* _GOAL_:
Take every line from the material that has the word "log₁₀" in it.

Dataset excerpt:

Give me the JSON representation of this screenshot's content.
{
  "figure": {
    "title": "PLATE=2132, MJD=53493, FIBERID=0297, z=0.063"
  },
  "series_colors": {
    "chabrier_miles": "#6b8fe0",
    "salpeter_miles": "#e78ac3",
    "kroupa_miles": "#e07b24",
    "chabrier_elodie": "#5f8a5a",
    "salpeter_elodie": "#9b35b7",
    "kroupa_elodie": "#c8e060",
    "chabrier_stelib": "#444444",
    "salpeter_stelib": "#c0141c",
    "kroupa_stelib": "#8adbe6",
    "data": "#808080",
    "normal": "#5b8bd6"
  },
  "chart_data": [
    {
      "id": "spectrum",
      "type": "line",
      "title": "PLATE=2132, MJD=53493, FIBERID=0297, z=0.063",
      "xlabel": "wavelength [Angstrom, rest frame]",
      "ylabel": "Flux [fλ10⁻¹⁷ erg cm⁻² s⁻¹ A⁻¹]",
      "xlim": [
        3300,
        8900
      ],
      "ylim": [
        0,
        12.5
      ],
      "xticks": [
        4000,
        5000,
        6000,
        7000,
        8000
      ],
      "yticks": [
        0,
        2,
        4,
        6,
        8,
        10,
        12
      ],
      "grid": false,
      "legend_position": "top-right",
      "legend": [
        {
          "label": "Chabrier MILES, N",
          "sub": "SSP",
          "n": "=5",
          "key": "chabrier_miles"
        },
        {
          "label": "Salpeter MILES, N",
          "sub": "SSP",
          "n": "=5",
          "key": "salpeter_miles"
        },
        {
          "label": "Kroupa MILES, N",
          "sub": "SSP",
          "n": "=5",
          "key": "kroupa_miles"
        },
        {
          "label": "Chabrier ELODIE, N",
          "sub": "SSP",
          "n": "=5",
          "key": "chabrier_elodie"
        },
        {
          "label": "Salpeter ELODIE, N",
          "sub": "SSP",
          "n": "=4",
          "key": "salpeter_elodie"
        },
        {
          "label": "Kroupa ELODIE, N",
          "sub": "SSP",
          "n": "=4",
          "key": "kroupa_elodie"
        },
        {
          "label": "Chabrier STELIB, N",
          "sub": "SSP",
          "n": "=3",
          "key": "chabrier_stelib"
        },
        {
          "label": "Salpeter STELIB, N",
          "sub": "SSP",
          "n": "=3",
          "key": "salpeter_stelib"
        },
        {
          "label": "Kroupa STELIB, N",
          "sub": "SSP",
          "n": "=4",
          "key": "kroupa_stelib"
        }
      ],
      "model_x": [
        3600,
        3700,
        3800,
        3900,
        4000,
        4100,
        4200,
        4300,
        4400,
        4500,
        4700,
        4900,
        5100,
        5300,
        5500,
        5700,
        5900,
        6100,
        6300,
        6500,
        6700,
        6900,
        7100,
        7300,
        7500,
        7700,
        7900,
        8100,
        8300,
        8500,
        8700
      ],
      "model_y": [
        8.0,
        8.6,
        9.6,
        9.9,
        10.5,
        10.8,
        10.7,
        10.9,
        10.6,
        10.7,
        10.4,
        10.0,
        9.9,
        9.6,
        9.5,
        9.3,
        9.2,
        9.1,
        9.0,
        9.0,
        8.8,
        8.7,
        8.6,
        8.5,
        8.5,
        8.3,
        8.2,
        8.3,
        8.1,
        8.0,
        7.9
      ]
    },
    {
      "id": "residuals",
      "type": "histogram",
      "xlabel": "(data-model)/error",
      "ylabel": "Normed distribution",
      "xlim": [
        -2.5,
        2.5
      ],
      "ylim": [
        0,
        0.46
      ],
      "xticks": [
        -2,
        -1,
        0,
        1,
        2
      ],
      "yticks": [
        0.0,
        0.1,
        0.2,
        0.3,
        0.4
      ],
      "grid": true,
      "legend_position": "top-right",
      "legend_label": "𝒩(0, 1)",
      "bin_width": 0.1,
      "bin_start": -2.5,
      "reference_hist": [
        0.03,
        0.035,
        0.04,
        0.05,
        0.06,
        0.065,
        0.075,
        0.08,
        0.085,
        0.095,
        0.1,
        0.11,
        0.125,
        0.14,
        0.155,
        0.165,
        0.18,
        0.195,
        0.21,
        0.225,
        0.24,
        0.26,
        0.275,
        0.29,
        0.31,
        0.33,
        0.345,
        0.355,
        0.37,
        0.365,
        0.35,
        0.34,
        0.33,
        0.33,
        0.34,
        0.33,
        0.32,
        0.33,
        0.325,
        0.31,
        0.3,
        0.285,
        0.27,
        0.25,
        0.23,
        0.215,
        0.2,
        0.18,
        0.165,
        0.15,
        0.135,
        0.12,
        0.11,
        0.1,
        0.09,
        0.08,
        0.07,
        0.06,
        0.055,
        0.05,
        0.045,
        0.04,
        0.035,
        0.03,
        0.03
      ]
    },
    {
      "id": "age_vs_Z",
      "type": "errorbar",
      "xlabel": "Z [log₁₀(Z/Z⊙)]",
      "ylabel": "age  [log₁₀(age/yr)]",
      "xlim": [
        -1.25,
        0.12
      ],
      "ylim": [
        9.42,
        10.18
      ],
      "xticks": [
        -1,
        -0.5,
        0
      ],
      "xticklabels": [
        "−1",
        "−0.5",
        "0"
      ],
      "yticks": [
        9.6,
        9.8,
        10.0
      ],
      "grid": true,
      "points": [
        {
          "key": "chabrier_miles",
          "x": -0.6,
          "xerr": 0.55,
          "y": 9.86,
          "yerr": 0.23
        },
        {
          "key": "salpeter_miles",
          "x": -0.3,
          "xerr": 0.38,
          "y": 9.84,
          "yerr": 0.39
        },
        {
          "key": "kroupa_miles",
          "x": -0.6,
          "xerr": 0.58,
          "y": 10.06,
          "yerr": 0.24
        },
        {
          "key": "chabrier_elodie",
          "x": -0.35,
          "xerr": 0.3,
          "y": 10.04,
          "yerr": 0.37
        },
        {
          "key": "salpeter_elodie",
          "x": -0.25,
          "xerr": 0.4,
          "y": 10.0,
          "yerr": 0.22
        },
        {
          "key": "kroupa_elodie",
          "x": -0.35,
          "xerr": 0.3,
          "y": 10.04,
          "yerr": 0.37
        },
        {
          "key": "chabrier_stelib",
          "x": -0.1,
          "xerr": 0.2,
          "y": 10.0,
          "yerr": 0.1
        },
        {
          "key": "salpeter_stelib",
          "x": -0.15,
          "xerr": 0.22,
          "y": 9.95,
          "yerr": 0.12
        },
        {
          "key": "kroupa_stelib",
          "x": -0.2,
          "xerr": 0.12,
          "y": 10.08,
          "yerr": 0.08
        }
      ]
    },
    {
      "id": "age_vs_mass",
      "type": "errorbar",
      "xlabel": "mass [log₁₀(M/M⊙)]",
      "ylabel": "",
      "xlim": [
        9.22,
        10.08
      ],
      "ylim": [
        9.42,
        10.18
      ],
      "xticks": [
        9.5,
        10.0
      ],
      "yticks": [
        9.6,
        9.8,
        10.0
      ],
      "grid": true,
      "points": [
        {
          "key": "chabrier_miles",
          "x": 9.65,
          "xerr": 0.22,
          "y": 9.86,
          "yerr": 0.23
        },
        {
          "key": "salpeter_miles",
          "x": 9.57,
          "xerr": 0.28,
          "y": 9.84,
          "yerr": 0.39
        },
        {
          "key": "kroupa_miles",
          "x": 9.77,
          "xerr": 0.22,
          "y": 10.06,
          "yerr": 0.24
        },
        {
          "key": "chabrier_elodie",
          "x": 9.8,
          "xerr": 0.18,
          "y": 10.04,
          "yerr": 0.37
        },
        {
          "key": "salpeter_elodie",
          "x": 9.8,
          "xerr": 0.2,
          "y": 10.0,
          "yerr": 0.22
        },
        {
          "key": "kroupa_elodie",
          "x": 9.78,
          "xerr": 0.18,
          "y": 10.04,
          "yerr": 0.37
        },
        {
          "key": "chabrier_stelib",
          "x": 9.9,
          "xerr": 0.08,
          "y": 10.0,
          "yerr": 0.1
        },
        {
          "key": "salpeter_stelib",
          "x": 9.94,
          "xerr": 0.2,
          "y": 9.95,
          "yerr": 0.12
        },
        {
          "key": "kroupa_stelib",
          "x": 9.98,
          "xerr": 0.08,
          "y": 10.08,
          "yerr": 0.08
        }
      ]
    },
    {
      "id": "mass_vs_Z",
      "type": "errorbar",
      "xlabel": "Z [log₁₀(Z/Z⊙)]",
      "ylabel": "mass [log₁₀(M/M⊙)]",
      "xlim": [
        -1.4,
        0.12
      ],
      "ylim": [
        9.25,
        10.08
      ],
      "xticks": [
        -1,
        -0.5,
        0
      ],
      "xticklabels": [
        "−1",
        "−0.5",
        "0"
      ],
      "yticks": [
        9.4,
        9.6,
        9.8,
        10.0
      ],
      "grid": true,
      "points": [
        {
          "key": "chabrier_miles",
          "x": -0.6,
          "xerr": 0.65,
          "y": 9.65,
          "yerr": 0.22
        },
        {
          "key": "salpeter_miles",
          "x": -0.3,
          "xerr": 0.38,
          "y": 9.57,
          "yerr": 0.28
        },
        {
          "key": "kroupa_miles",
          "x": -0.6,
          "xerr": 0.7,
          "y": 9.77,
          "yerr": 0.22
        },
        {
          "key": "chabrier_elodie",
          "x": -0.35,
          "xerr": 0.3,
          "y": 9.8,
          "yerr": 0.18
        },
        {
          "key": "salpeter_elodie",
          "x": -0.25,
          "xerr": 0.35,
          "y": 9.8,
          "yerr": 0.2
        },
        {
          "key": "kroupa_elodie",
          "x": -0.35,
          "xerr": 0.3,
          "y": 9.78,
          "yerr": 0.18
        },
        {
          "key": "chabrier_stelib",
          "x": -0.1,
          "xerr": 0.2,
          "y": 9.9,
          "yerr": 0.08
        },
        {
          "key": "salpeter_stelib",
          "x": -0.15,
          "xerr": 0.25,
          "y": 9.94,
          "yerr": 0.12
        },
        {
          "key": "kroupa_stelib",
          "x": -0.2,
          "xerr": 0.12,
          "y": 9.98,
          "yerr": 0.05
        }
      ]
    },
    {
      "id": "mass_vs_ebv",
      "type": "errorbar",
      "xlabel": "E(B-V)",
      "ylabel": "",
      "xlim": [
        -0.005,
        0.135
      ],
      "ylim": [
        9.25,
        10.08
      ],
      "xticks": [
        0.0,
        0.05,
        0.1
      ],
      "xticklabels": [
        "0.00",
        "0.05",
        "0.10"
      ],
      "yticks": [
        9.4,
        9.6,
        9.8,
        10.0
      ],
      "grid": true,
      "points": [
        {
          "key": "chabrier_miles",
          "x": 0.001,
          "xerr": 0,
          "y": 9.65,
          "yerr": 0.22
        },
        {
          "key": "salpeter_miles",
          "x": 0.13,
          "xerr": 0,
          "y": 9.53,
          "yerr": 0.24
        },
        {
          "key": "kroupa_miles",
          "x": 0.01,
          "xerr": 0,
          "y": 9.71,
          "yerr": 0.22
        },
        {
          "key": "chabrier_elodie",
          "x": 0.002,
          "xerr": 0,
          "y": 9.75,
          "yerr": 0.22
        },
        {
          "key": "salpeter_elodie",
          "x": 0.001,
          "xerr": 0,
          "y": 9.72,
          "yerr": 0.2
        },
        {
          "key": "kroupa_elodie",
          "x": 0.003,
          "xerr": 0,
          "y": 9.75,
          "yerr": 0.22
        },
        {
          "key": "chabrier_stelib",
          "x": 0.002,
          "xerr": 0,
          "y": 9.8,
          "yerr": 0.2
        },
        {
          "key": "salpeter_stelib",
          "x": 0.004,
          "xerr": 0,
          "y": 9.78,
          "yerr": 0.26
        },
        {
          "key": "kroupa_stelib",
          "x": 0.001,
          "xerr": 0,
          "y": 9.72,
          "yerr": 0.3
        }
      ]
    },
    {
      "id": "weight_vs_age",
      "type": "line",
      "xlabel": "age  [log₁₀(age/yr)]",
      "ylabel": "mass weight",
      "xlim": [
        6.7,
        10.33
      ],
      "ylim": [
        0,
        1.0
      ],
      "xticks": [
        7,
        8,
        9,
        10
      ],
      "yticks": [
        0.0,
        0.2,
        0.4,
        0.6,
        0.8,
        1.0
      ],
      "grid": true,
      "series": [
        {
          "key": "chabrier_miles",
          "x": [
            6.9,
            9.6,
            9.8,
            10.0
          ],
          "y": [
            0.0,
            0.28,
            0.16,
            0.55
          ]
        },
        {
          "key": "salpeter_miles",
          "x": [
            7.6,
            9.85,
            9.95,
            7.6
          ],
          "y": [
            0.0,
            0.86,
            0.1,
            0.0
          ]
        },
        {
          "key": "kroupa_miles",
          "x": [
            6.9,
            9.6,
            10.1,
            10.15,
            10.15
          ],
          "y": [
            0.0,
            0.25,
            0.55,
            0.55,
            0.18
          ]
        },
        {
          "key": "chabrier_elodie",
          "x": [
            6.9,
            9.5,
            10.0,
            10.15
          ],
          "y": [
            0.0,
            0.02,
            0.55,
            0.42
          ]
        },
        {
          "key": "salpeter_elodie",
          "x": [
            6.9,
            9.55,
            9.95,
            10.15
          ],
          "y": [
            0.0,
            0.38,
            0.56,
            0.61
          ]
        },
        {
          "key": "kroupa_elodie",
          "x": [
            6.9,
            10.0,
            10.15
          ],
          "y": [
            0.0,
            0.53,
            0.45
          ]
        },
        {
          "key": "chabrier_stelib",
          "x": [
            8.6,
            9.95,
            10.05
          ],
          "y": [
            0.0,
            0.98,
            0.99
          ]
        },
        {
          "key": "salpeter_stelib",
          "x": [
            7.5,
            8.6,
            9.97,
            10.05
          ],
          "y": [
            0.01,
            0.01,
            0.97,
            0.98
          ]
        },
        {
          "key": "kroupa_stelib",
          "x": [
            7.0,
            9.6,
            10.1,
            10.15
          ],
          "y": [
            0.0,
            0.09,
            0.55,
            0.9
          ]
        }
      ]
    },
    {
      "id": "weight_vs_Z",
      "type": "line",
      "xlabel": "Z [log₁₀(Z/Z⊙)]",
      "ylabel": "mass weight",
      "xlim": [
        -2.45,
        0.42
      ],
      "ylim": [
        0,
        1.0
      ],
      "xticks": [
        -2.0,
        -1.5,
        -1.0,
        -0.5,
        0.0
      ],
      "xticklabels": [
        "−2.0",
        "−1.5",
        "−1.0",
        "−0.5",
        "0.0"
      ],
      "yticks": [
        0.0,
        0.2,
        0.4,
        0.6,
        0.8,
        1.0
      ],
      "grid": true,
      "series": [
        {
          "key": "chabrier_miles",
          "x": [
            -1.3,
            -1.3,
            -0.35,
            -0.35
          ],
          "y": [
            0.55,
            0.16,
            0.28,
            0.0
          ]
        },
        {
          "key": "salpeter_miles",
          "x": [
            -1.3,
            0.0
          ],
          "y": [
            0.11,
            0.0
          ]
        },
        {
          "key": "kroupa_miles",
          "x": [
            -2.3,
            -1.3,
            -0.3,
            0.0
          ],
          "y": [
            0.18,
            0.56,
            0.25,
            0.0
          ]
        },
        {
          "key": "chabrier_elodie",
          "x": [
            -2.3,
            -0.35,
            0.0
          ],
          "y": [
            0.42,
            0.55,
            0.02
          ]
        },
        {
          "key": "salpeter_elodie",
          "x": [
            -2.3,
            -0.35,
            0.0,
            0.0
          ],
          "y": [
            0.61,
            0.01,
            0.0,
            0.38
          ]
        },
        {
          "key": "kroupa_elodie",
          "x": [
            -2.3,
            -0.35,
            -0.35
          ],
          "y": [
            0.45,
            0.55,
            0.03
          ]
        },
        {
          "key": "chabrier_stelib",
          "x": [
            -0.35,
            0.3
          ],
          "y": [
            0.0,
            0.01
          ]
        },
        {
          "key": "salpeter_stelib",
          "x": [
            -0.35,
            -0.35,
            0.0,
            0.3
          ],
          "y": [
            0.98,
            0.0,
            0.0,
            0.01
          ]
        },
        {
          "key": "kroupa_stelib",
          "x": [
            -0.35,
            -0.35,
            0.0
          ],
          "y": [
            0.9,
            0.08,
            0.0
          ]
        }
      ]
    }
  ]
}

==

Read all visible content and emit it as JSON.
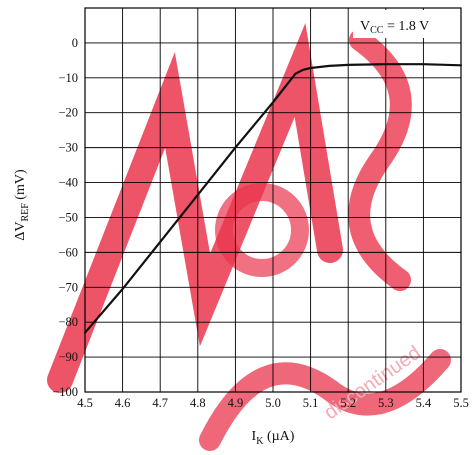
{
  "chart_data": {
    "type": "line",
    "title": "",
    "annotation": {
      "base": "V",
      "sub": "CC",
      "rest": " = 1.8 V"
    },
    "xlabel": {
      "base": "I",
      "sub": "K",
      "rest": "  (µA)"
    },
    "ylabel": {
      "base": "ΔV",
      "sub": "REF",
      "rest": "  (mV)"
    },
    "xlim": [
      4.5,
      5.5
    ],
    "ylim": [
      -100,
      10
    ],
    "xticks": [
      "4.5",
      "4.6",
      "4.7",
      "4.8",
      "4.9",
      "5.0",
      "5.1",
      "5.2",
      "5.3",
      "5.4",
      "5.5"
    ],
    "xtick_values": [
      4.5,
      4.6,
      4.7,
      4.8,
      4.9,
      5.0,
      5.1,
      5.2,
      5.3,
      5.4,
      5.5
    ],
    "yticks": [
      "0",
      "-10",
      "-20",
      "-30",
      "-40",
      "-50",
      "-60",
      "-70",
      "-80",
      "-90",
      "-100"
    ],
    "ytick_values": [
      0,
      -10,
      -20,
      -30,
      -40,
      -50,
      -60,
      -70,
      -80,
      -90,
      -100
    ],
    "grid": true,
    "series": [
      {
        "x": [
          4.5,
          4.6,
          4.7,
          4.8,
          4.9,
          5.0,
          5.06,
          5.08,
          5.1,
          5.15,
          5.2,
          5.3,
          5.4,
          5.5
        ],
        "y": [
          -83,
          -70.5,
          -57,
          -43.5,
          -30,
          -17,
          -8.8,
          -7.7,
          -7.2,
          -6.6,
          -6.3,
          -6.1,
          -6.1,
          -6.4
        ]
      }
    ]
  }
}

* _PROBLEM SOLUTION_:
      "xlabel": "Z [log₁₀(Z/Z⊙)]",
      "ylabel": "age  [log₁₀(age/yr)]",
      "xlabel": "mass [log₁₀(M/M⊙)]",
      "xlabel": "Z [log₁₀(Z/Z⊙)]",
      "ylabel": "mass [log₁₀(M/M⊙)]",
      "xlabel": "age  [log₁₀(age/yr)]",
      "xlabel": "Z [log₁₀(Z/Z⊙)]",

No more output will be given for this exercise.